• _WHAT TO DO_
1 – In the dataset compilation text, which folder is the one pushed to git?
2 – Reproduce part of the dataset compilation text word for word. Begin at the words "- OUTPUT: All" and stop after the words "based on preference.".

• _TEXT TO READ_
# Dataset Compilation
This script walks you through how to compile and clean a dataset. We will use the USGS dataRetrieval tool to compile flow and water quality data. We will then compile watershed characteristics.

## Set up
I use Anaconda as a package manager because it simplifies package management, dependencies, and deployment for you. I also like the built in applications, including Spyder (my preferred IDE because it's UI is most similar to R Studio and MATLAB.) and Jupyter Notebooks. 

Front end steps that are not shown: 
1. Set up your virtual environment. I do this in my Anaconda Prompt terminal 
    - conda create --name dataExploration
2. Activate the virtual environment
    - conda activate dataExploration
3. Download the required packages. 
    - conda install dataretrieval
    - ...

In [1]:
# Import all libraries at the top of your code so you can easily see and organize all the packges you are using. 
import pandas as pd
import numpy as np
from dataretrieval import nwis, wqp
import os
from pathlib import Path

**TIP: File and folder organization**

My preferred approach to folder organization is to have 3 folders: 
- INPUT: All my raw input data. I will rarely save edited files here.
- OUTPUT: All my code outputs and intermediate files.
- CODE: All my code will be in this folder. This is the folder I push to git. I like to label the use of my codes based on their function. Example of this
    - 'DATA' for scripts that organize data.
    - "ANA" for scripts that are used for analysis.
    - "FIG" for scripts that generate figures.
    - "MODEL" for model wrapper scripts.
    - "FUN" for functions that other scripts will call.

When calling files from INPUTS or OUTPUT folders, using absolute paths is more reliable and easier to debug. Relative paths are way more flexible and often requires smaller blocks of code. However, it's good practice to use absolute paths but ultimately it's based on preference. 


In [2]:
inputDataFilepath ='C:/Users/danyk/Work/4_Data_Science/DataExplorationWorkshop/INPUTS/'
outputDataFilepath ='C:/Users/danyk/Work/4_Data_Science/DataExplorationWorkshop/OUTPUT/'

In [3]:
# First we want to get the list of watersheds we will be working with. Since we will want all our sites to have watershed characteristics, we will use that dataset to subset all available flow and water quality sites.

• _RAW DATA_
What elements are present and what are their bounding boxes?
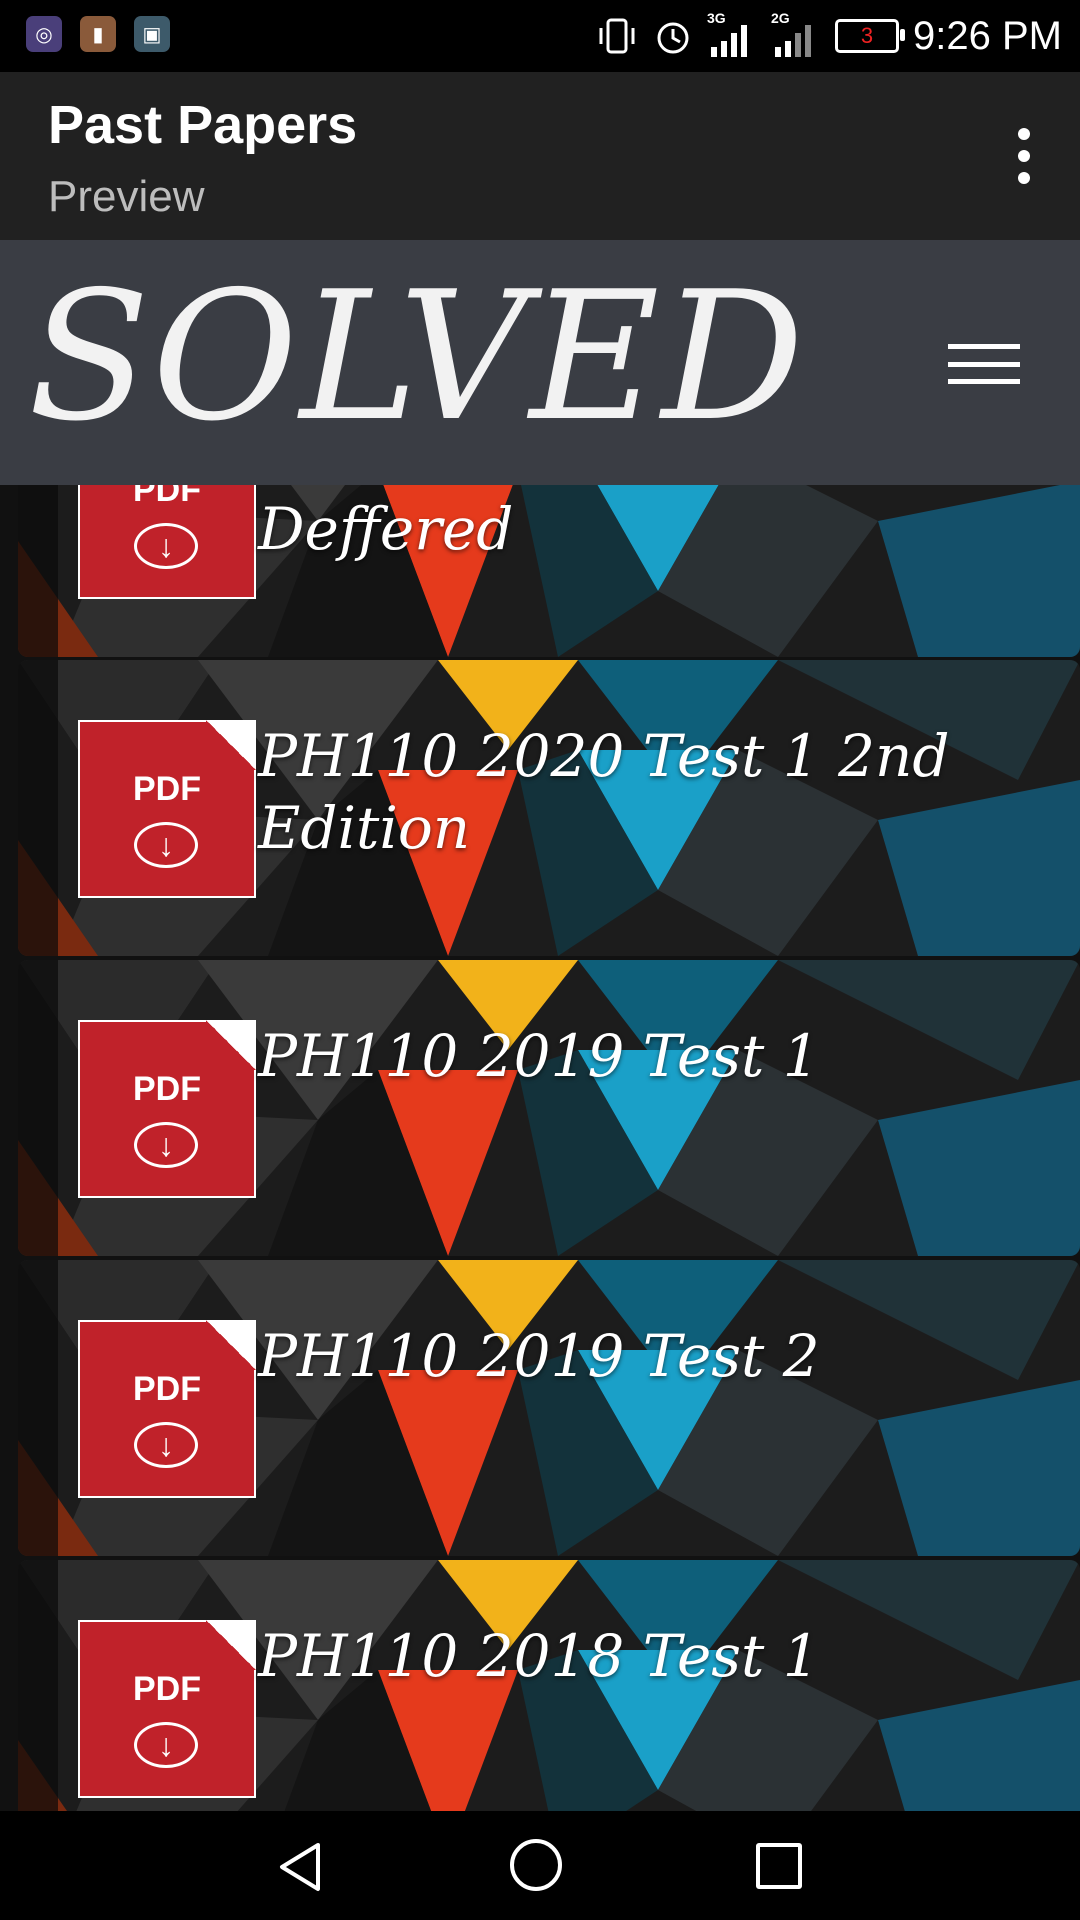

• _SOLUTIONS TO THE EXERCISE_
1 – The CODE folder.

2 –
- OUTPUT: All my code outputs and intermediate files.
- CODE: All my code will be in this folder. This is the folder I push to git. I like to label the use of my codes based on their function. Example of this
    - 'DATA' for scripts that organize data.
    - "ANA" for scripts that are used for analysis.
    - "FIG" for scripts that generate figures.
    - "MODEL" for model wrapper scripts.
    - "FUN" for functions that other scripts will call.

When calling files from INPUTS or OUTPUT folders, using absolute paths is more reliable and easier to debug. Relative paths are way more flexible and often requires smaller blocks of code. However, it's good practice to use absolute paths but ultimately it's based on preference.